§ **SHORT EXERCISE**: Extract every line below that contains the word "none".
========
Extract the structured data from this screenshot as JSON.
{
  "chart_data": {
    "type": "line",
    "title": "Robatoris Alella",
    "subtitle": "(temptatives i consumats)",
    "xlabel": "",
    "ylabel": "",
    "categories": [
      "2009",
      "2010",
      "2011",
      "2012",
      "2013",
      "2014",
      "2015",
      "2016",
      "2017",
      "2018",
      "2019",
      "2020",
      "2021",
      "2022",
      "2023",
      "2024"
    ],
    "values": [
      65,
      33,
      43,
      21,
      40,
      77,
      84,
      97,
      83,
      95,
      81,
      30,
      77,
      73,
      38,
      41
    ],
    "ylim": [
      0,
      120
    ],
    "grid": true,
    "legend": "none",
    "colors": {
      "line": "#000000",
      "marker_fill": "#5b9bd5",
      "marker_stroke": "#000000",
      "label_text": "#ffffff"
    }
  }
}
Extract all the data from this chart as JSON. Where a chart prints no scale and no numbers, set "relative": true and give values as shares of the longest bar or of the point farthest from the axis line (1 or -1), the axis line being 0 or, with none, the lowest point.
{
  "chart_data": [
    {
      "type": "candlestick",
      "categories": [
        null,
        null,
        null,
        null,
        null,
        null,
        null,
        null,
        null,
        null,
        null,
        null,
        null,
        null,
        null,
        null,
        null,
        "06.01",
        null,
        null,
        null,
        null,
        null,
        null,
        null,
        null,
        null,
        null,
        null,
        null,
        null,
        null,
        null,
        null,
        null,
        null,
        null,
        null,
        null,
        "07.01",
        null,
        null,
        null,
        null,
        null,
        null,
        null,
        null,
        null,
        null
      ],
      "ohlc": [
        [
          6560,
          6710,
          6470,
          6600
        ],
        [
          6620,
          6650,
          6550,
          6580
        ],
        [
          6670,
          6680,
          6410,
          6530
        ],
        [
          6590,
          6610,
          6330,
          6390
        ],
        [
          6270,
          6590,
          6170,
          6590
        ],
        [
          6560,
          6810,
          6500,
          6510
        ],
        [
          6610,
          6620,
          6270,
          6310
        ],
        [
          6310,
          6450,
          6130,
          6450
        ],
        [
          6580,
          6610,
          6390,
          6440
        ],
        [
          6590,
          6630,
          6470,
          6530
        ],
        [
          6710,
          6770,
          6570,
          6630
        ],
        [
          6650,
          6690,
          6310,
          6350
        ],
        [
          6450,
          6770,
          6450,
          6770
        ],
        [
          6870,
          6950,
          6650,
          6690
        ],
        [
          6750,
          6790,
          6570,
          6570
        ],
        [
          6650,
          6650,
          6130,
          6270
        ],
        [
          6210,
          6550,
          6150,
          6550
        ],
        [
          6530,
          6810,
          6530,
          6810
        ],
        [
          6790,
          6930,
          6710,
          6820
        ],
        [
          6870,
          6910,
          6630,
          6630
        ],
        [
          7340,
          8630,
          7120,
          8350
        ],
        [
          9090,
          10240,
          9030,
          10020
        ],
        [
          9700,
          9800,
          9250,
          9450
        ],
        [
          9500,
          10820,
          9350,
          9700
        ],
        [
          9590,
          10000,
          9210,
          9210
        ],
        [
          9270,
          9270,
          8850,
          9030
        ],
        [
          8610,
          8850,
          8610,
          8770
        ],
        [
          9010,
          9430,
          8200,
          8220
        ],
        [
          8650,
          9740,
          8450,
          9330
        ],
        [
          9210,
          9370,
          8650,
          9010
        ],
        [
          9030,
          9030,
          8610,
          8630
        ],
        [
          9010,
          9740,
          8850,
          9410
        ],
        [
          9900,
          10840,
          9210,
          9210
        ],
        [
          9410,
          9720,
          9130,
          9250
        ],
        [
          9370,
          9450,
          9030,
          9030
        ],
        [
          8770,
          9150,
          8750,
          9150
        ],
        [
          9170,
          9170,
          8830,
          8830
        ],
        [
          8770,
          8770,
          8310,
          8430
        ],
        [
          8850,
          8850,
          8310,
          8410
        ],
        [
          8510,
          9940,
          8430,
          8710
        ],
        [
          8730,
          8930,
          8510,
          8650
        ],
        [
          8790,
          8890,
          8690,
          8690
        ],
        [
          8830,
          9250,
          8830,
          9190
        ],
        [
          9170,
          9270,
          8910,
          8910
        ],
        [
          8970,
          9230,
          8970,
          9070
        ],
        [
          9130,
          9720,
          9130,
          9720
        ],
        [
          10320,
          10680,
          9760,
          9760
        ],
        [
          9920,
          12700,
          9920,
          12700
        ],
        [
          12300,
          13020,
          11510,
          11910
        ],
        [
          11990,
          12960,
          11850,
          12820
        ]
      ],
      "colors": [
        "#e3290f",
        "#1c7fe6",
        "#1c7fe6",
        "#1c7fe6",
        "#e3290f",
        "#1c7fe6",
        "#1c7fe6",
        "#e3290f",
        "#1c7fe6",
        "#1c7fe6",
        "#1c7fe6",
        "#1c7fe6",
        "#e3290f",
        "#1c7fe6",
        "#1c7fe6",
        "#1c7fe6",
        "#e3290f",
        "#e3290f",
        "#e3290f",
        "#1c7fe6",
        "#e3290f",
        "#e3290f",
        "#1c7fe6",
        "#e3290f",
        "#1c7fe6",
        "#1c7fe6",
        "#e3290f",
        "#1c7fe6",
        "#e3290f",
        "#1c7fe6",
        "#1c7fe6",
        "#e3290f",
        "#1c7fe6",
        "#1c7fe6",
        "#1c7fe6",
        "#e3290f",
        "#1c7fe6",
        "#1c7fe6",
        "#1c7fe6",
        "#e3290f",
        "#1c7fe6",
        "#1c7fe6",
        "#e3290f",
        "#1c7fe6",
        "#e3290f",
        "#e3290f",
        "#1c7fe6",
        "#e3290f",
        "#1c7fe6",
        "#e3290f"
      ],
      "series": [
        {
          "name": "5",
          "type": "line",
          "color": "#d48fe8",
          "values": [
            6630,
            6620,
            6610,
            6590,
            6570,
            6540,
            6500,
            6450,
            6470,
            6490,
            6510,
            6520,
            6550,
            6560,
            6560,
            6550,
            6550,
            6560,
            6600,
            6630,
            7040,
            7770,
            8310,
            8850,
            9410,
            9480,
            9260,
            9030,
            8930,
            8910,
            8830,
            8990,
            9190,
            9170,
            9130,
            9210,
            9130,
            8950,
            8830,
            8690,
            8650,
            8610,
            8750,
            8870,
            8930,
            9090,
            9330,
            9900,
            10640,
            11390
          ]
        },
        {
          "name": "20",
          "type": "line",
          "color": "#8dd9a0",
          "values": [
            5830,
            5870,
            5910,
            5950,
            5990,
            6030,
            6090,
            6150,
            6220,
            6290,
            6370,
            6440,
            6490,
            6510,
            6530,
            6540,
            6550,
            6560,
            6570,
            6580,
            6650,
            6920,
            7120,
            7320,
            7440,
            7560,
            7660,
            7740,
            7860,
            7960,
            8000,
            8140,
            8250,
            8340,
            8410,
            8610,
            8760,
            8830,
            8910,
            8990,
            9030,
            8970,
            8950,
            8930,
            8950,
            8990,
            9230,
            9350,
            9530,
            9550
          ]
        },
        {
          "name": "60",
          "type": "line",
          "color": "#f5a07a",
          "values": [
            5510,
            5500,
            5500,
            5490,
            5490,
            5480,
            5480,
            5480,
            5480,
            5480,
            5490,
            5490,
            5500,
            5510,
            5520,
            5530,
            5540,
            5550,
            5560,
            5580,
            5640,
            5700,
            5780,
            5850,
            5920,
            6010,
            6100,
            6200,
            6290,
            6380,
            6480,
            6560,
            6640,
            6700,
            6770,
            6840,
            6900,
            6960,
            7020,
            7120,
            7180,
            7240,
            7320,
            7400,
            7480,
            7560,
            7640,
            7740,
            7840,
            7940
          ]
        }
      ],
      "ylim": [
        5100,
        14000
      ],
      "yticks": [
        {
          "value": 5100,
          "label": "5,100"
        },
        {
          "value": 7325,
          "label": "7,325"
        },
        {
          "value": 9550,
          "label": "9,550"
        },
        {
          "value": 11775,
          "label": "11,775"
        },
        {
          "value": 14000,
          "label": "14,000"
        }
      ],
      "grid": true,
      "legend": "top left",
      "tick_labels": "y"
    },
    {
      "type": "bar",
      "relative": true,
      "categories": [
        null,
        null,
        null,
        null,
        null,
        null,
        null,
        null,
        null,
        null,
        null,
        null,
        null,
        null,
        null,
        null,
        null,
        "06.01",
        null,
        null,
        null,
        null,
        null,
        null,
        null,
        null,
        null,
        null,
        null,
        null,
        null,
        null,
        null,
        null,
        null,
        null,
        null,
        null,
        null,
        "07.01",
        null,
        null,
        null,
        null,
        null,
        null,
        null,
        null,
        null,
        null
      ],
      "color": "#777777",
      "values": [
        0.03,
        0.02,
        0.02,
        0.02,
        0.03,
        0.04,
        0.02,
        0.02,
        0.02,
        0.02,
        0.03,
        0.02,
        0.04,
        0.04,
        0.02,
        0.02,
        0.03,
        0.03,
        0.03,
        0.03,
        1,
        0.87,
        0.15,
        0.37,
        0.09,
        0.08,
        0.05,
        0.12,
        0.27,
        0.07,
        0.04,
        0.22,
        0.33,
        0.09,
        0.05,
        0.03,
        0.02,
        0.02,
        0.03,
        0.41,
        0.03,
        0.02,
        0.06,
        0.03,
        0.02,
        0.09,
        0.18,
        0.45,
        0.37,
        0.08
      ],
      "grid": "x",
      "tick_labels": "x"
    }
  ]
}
========
§ **ANSWER FOR THIS EXERCISE**:
    "legend": "none",
Extract all the data from this chart as JSON. Where a chart prints no scale and no numbers, set "relative": true and give values as shares of the longest bar or of the point farthest from the axis line (1 or -1), the axis line being 0 or, with none, the lowest point.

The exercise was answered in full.